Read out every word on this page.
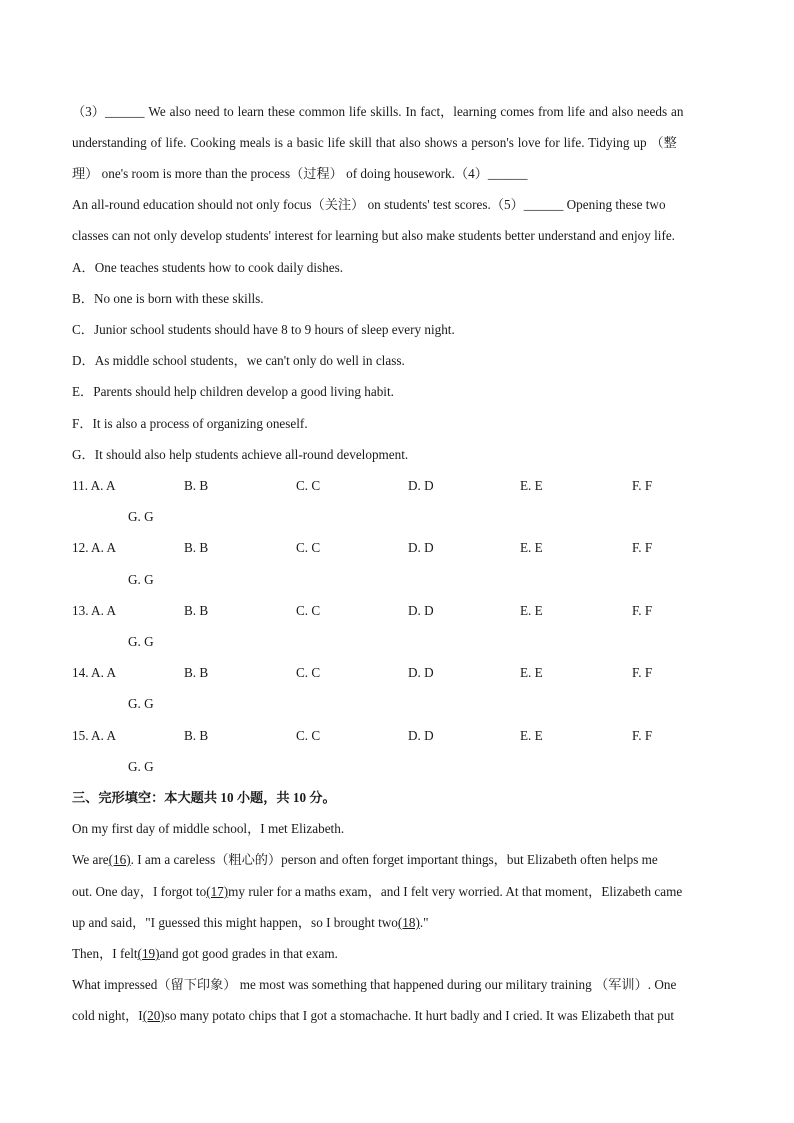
（3）______ We also need to learn these common life skills. In fact，learning comes from life and also needs an
understanding of life. Cooking meals is a basic life skill that also shows a person's love for life. Tidying up （整
理） one's room is more than the process（过程） of doing housework.（4）______
An all-round education should not only focus（关注） on students' test scores.（5）______ Opening these two
classes can not only develop students' interest for learning but also make students better understand and enjoy life.
A．One teaches students how to cook daily dishes.
B．No one is born with these skills.
C．Junior school students should have 8 to 9 hours of sleep every night.
D．As middle school students，we can't only do well in class.
E．Parents should help children develop a good living habit.
F．It is also a process of organizing oneself.
G．It should also help students achieve all-round development.
11. A. A	B. B	C. C	D. D	E. E	F. F
G. G
12. A. A	B. B	C. C	D. D	E. E	F. F
G. G
13. A. A	B. B	C. C	D. D	E. E	F. F
G. G
14. A. A	B. B	C. C	D. D	E. E	F. F
G. G
15. A. A	B. B	C. C	D. D	E. E	F. F
G. G
三、完形填空：本大题共 10 小题，共 10 分。
On my first day of middle school，I met Elizabeth.
We are(16). I am a careless（粗心的）person and often forget important things，but Elizabeth often helps me
out. One day，I forgot to(17)my ruler for a maths exam，and I felt very worried. At that moment，Elizabeth came
up and said，"I guessed this might happen，so I brought two(18)."
Then，I felt(19)and got good grades in that exam.
What impressed（留下印象） me most was something that happened during our military training （军训）. One
cold night，I(20)so many potato chips that I got a stomachache. It hurt badly and I cried. It was Elizabeth that put
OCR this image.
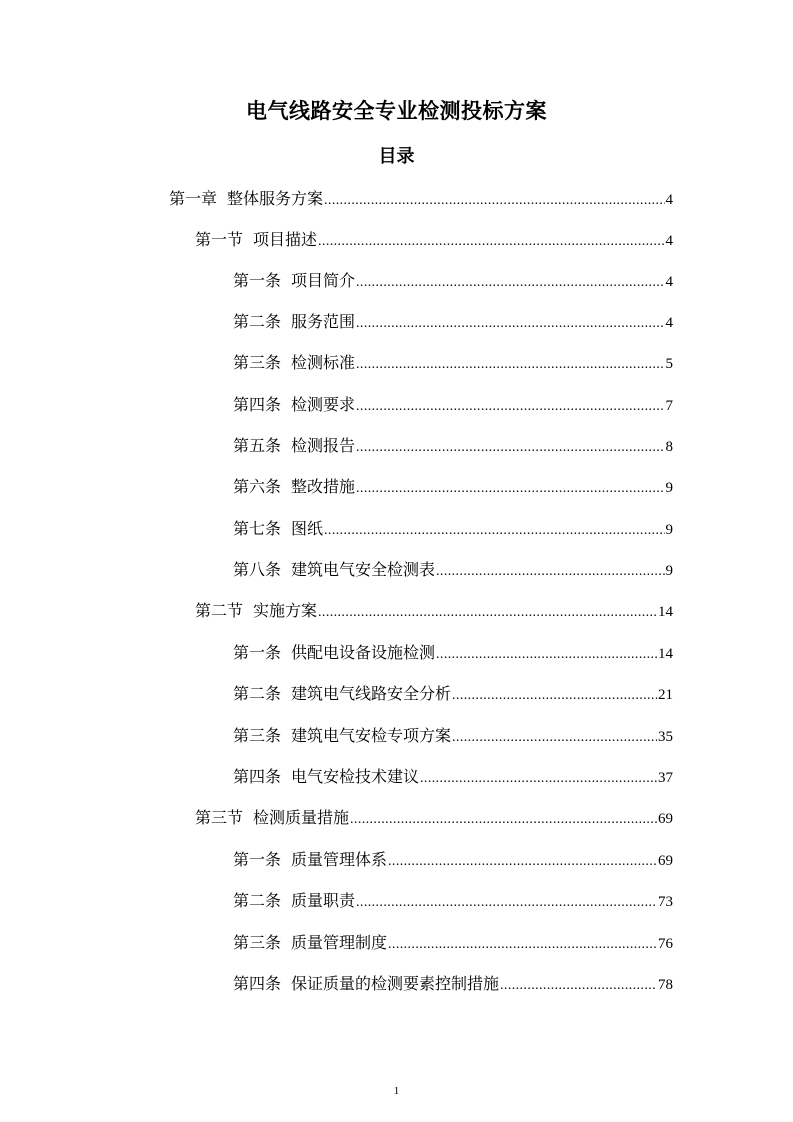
电气线路安全专业检测投标方案
目录
第一章 整体服务方案 .....	4
第一节 项目描述 .....	4
第一条 项目简介 .....	4
第二条 服务范围 .....	4
第三条 检测标准 .....	5
第四条 检测要求 .....	7
第五条 检测报告 .....	8
第六条 整改措施 .....	9
第七条 图纸 .....	9
第八条 建筑电气安全检测表 .....	9
第二节 实施方案 .....	14
第一条 供配电设备设施检测 .....	14
第二条 建筑电气线路安全分析 .....	21
第三条 建筑电气安检专项方案 .....	35
第四条 电气安检技术建议 .....	37
第三节 检测质量措施 .....	69
第一条 质量管理体系 .....	69
第二条 质量职责 .....	73
第三条 质量管理制度 .....	76
第四条 保证质量的检测要素控制措施 .....	78
1
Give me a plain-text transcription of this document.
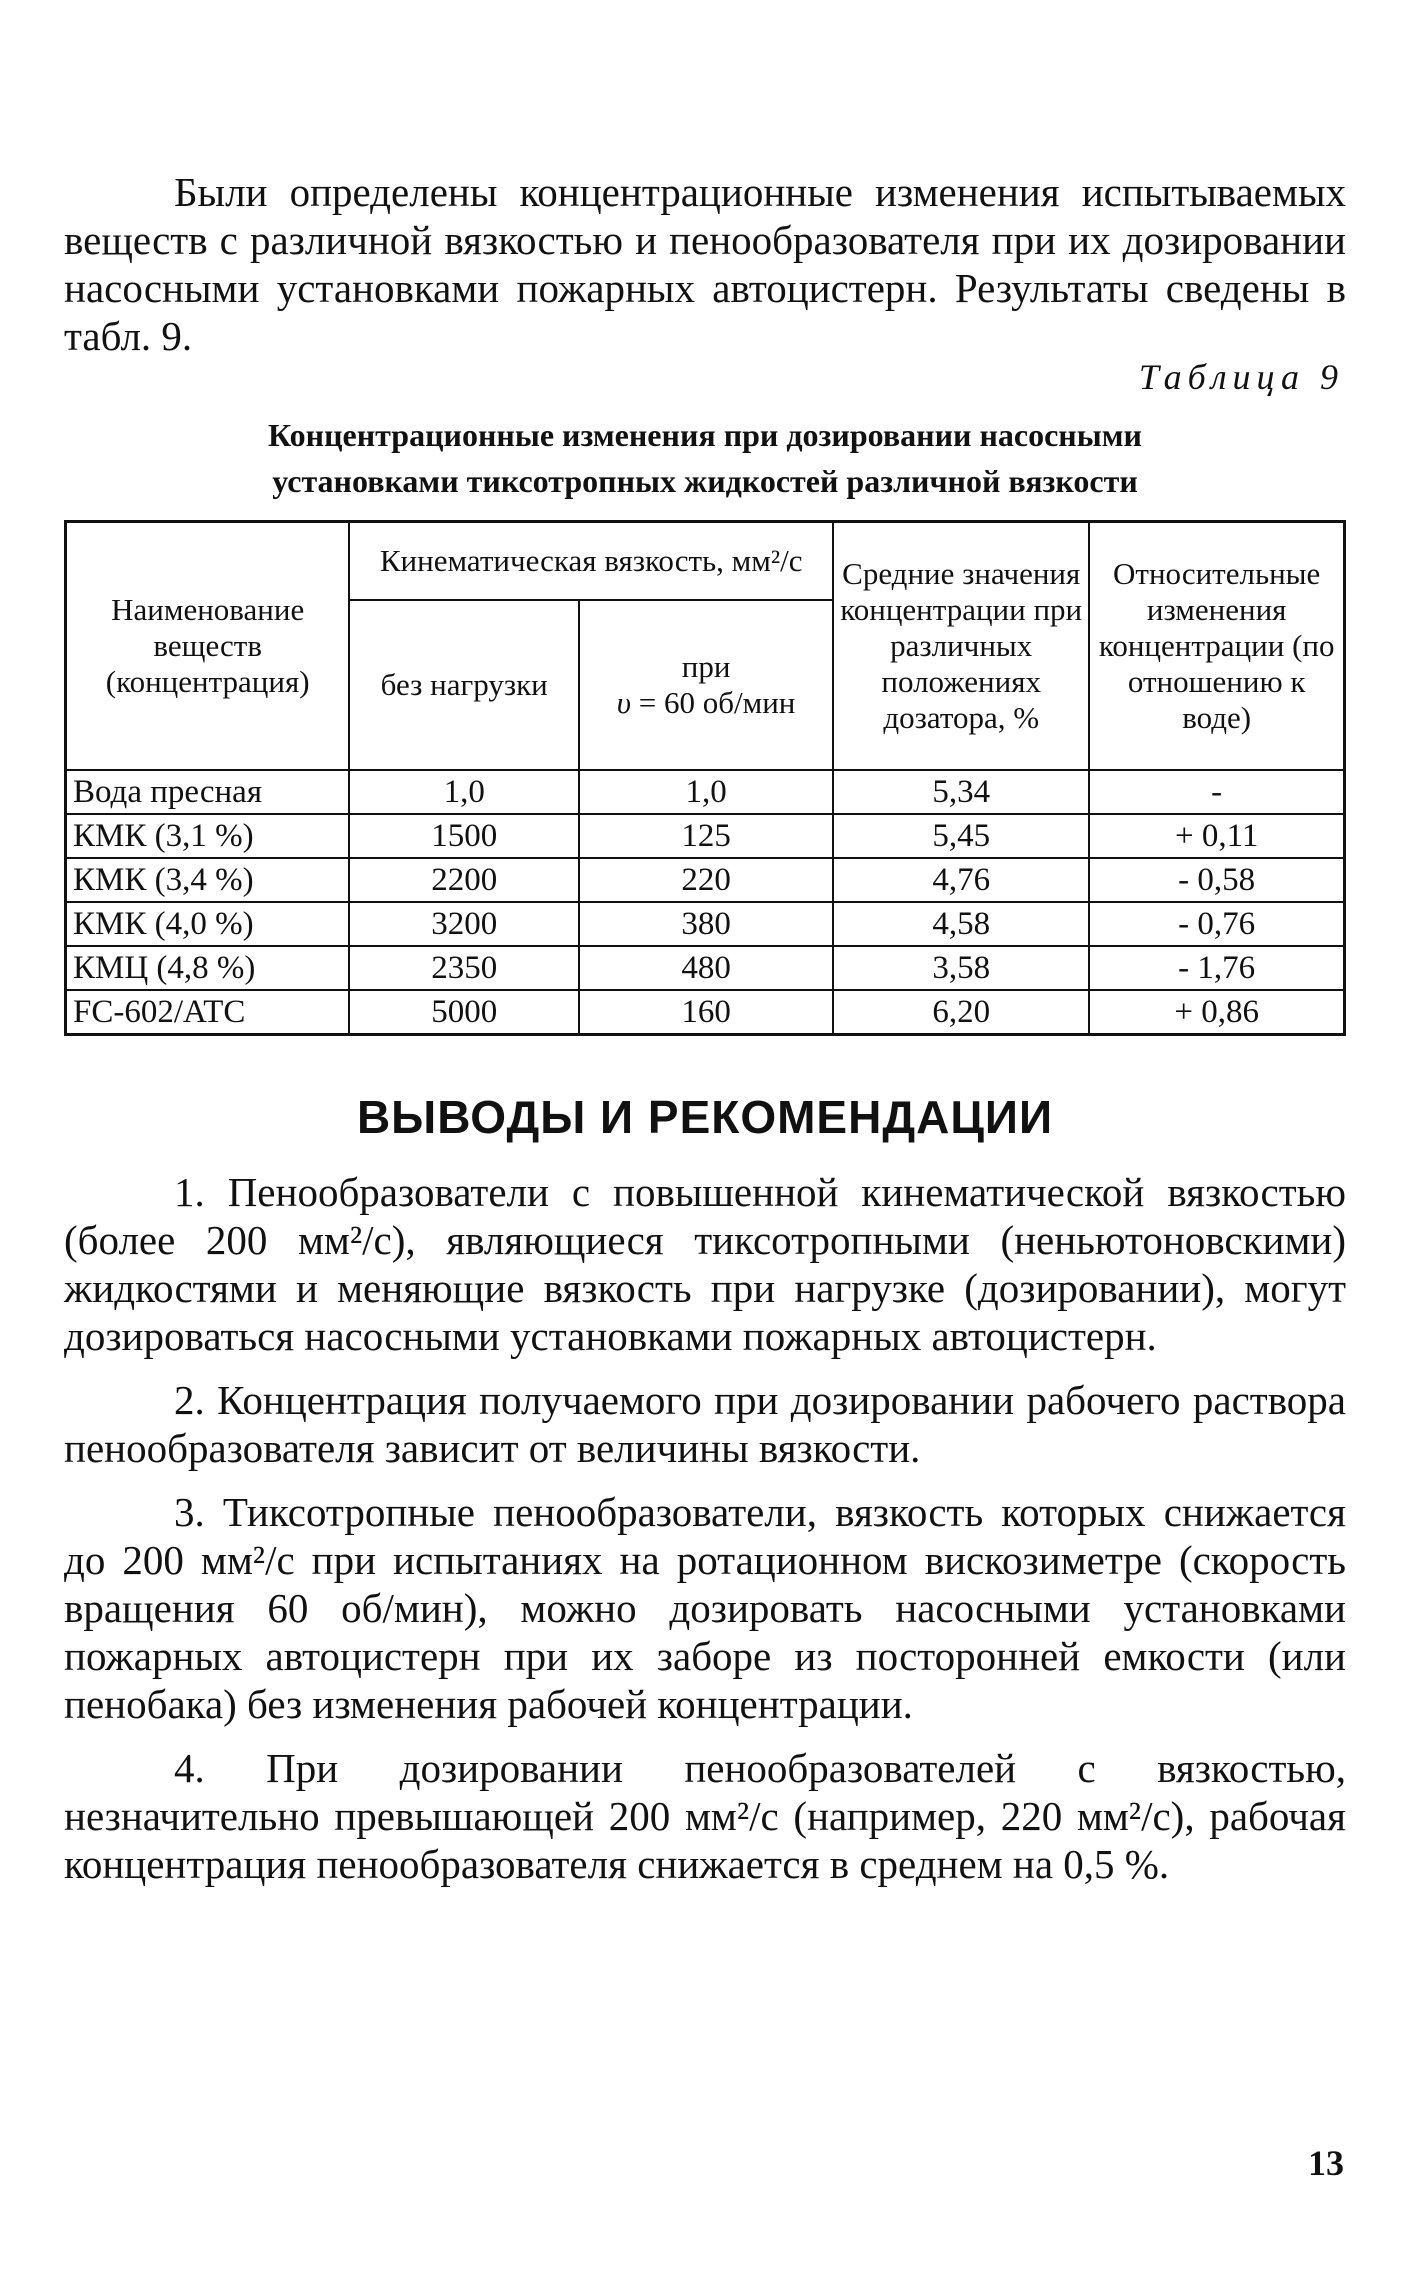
Были определены концентрационные изменения испытываемых веществ с различной вязкостью и пенообразователя при их дозировании насосными установками пожарных автоцистерн. Результаты сведены в табл. 9.

Таблица 9
Концентрационные изменения при дозировании насосными
установками тиксотропных жидкостей различной вязкости
Наименование веществ (концентрация)	Кинематическая вязкость, мм²/с		Средние значения концентрации при различных положениях дозатора, %	Относительные изменения концентрации (по отношению к воде)
	без нагрузки	при
υ = 60 об/мин		
Вода пресная	1,0	1,0	5,34	-
КМК (3,1 %)	1500	125	5,45	+ 0,11
КМК (3,4 %)	2200	220	4,76	- 0,58
КМК (4,0 %)	3200	380	4,58	- 0,76
КМЦ (4,8 %)	2350	480	3,58	- 1,76
FC-602/ATC	5000	160	6,20	+ 0,86
ВЫВОДЫ И РЕКОМЕНДАЦИИ

1. Пенообразователи с повышенной кинематической вязкостью (более 200 мм²/с), являющиеся тиксотропными (неньютоновскими) жидкостями и меняющие вязкость при нагрузке (дозировании), могут дозироваться насосными установками пожарных автоцистерн.

2. Концентрация получаемого при дозировании рабочего раствора пенообразователя зависит от величины вязкости.

3. Тиксотропные пенообразователи, вязкость которых снижается до 200 мм²/с при испытаниях на ротационном вискозиметре (скорость вращения 60 об/мин), можно дозировать насосными установками пожарных автоцистерн при их заборе из посторонней емкости (или пенобака) без изменения рабочей концентрации.

4. При дозировании пенообразователей с вязкостью, незначительно превышающей 200 мм²/с (например, 220 мм²/с), рабочая концентрация пенообразователя снижается в среднем на 0,5 %.

13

________

Problem description:
Gather each line from the listing above that holds "exam".

Task solution:
out. One day，I forgot to(17)my ruler for a maths exam，and I felt very worried. At that moment，Elizabeth came
Then，I felt(19)and got good grades in that exam.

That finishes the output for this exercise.